Selected text:
If you’re not aware, Net Neutrality is the view that all content servers (e.g., websites) have free and equal access to consumers. This issue was brought to public consciousness in February when Netflix ‘agreed’ to pay Comcast (rumored to be several million dollars) so that Comcast would stop throttling the speed at which Netflix’s content was available to its subscribers.
“Is Net Neutrality really like Obamacare?”
In a certain sense, the answer is, “Yes.” Obamacare came about because the marketplace for health insurance was not working in the way insurance is supposed to work. The basic idea of insurance: you buy insurance so that if something terrible happens you don’t end up bankrupt.
But a study released in 2007 showed that 62% of bankruptcies in the US were health related, and, even more important for my point, of these 78% had health insurance(!). For large numbers of people, having health insurance did not protect them from declaring bankruptcy as a result of their health.
Obamacare aimed to regulate this market such that we would avoid this perverse outcome. The insurers are still privately owned and operated, but their behavior is regulated in more detail in an attempt to eliminate the perversity of the system.
In the same way, Net Neutrality, as a government enforced regulation of internet service providers, would attempt to ensure that the internet continues to fulfill its important social function. That is, Obamacare and Net Neutrality both introduce government regulation into a market when there is reason to believe that the market, absent these regulations, is not fulfilling/will not fulfill its expected social utility.
Despite this fundamental similarity, differences can be found in the details. Net Neutrality provides a general and sweeping requirement: all internet traffic should be treated the same. Obamacare provides a series of incentives to shepherd private businesses in a particular direction.
The carrots and sticks of Obamacare end up producing what I call ‘Whac-a-Mole’ regulation. Like the padded mallet of the ‘Whac-a-Mole’ game at children’s restaurants, incentives push businesses to behave in one way. Obamacare puts into place a number of mallets (fines, subsidies, and government programs), but, just like the game, as soon as the mallet solves the problem in one area, another problem pops up somewhere else.

Data for analysis:
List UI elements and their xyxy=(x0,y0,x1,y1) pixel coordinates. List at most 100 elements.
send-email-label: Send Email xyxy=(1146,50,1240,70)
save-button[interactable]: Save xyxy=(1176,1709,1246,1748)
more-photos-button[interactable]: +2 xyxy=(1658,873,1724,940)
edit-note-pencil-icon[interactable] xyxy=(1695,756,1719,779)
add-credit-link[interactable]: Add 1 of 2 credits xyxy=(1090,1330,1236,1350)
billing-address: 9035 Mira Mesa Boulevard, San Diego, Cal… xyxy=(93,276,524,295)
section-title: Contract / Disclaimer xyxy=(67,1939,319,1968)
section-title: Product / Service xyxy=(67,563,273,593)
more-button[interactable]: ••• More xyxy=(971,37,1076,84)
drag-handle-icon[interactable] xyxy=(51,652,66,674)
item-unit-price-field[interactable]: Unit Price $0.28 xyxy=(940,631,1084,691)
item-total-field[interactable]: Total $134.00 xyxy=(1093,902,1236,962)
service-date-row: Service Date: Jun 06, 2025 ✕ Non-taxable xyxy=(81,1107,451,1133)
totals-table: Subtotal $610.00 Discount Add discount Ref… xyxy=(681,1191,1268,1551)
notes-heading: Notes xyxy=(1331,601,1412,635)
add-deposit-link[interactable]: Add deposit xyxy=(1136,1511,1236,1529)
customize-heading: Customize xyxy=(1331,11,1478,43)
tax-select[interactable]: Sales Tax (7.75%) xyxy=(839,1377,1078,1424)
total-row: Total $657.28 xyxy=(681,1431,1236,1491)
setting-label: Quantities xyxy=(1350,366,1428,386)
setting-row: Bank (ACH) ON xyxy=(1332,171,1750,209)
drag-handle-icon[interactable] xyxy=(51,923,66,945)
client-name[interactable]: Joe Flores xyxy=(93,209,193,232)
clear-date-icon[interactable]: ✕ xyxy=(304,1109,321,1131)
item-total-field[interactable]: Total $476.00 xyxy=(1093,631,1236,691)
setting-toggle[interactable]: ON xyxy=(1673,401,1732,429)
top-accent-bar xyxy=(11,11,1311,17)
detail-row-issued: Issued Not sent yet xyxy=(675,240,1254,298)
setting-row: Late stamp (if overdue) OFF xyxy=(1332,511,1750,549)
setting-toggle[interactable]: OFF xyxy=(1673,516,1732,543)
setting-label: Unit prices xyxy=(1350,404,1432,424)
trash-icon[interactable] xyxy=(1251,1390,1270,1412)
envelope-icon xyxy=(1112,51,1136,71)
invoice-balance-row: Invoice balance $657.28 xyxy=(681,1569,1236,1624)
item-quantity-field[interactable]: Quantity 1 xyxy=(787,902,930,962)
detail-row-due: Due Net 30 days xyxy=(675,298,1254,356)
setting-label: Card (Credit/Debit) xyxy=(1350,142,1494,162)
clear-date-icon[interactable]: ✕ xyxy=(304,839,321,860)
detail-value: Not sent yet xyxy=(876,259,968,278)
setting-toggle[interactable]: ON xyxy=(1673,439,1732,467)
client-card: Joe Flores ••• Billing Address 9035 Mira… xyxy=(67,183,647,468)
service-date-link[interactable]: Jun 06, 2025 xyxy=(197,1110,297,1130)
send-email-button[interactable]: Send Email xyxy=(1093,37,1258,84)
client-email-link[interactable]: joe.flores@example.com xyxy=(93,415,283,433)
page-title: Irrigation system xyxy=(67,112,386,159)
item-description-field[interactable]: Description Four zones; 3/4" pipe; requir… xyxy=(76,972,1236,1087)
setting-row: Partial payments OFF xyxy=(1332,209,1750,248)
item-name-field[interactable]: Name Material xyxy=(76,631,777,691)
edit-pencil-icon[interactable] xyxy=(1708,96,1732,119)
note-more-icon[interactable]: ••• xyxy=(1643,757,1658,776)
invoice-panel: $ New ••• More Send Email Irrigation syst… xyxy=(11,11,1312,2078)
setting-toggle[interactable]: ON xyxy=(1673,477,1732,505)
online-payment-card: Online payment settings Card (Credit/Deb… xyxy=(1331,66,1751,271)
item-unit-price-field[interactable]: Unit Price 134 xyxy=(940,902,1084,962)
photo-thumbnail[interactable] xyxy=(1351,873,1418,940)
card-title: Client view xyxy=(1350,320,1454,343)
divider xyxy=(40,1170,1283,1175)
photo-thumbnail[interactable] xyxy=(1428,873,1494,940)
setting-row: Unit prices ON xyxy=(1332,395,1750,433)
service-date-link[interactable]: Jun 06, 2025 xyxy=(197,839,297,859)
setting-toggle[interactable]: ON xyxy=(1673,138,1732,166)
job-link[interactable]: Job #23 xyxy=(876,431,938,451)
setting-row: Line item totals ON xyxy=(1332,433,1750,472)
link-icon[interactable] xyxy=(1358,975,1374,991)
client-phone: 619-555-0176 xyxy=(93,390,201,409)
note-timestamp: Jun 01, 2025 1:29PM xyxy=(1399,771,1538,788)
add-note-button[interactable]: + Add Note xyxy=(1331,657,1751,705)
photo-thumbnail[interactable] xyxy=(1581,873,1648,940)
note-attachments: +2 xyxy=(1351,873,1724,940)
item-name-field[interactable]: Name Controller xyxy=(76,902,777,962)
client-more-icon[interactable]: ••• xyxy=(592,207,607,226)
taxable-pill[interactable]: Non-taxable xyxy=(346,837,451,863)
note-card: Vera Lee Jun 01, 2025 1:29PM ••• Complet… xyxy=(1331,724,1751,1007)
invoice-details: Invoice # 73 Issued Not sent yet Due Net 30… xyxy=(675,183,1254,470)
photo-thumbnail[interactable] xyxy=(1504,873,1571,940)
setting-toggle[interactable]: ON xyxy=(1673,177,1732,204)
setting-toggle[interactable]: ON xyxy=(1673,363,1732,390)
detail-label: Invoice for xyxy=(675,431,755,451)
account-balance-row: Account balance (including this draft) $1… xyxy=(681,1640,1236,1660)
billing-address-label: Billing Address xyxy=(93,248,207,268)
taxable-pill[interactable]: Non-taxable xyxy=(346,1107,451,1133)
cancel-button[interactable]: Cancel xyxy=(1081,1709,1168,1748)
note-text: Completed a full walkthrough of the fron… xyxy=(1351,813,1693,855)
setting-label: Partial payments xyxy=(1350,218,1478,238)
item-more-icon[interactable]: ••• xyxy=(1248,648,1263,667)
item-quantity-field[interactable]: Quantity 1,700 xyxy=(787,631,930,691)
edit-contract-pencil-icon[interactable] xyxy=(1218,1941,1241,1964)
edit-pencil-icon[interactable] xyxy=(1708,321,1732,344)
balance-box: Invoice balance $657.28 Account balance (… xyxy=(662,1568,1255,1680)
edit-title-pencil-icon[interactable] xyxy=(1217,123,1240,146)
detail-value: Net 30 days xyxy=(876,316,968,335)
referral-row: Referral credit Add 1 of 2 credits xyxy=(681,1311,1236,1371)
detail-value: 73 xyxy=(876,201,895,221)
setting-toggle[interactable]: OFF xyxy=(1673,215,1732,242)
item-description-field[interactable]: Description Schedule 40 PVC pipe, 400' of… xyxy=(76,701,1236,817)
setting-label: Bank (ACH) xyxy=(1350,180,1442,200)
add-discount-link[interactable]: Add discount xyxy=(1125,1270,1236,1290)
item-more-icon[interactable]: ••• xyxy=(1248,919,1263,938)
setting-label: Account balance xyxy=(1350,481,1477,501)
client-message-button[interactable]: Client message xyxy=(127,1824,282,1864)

Problem details:
Continue the text on Net Neutrality and Obamacare, beginning after its final sentence.

Answer to this task:
In order to encourage businesses to provide health insurance, any business with more than 50 full time employee equivalents either must provide insurance for all full time employees or pay a fine. Not surprisingly, some businesses cut hours to get employees below full time.
For the unemployed or those who couldn’t get insurance through work, insurance exchanges were created. And then some medical facilities resisted or refused to contract with the insurance policies offered on the exchanges.
To make health insurance affordable for the poor, subsidies for health insurance premiums were written in to the law and Medicaid was expanded. The Supreme Court already decided that States were not required to expand Medicaid, and now will decide, whether the subsidies for the poor are allowed.
In important ways, then, Obama’s call for Net Neutrality is not at all like Obamacare. While both aim to maintain or improve the social utility of an important system, the complicated levers of Obamacare’s incentives have left room for businesses and those opposed to Obama’s clearly stated agenda to avoid the thrust of the work. The sweeping nature of Net Neutrality would make such resistance much harder. And perhaps that’s what has Senator Cruz so frustrated.
Abraham Schwab is an associate professor of philosophy and a medical ethicist at IPFW.